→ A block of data
·····
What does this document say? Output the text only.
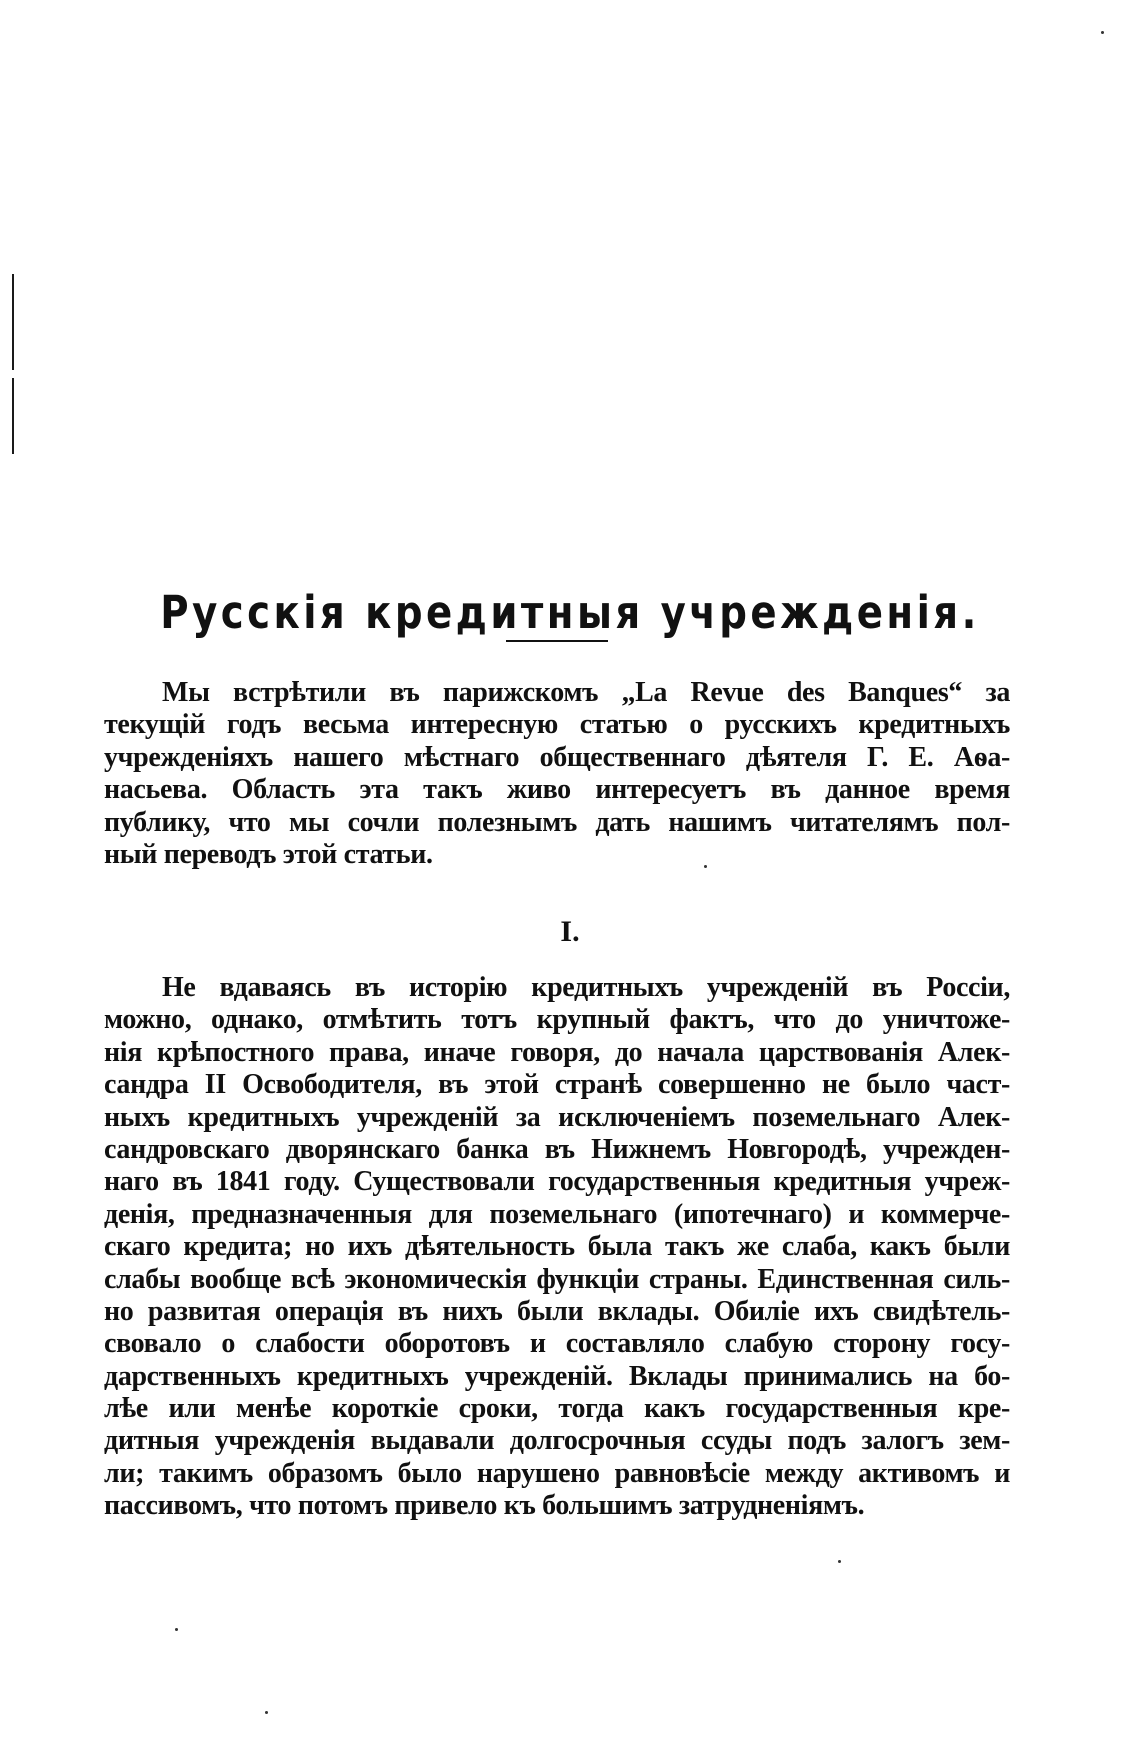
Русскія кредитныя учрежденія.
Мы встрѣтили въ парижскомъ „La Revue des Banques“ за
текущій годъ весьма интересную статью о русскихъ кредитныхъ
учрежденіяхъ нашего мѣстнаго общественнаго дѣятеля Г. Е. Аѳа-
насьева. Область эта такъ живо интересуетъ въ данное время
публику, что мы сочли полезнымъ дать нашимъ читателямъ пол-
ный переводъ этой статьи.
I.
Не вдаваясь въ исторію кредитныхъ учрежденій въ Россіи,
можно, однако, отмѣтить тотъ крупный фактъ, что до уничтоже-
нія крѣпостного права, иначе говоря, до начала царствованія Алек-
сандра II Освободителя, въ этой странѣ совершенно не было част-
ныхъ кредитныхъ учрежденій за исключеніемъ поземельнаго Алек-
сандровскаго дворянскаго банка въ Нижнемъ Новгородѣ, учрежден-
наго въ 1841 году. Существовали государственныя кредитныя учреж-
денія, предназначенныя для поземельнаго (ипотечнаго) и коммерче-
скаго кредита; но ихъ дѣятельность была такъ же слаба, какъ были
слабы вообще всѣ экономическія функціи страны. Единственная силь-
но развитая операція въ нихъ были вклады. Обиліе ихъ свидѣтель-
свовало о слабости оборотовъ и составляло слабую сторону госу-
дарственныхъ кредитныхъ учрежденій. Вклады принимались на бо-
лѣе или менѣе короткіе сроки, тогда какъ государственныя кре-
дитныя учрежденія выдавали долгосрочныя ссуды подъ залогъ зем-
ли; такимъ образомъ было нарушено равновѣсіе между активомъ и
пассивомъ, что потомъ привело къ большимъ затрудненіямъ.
·····
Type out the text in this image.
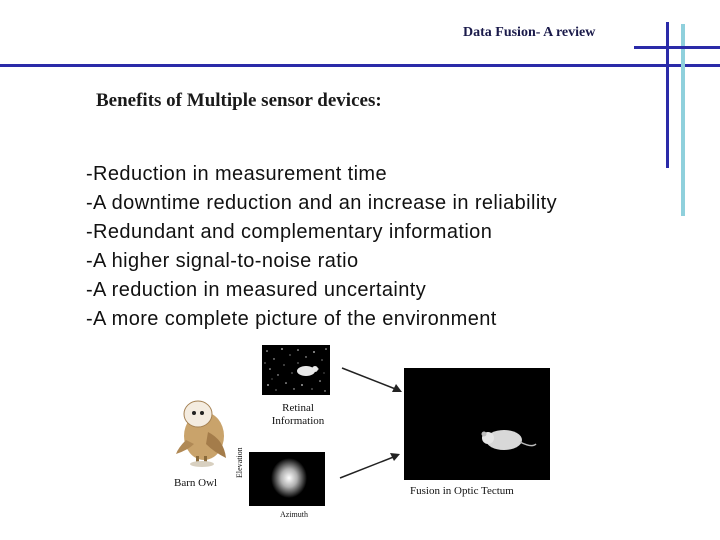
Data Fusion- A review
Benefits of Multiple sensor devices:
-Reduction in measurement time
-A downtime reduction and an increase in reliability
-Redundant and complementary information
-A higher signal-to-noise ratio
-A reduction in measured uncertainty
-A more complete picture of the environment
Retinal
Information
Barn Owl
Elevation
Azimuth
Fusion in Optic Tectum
·····
→ TASK STATEMENT
Return each line where "this" shows up.

→ REPLY TO THE EXERCISE
What does this document say? Output the text only.
Type out the text in this image.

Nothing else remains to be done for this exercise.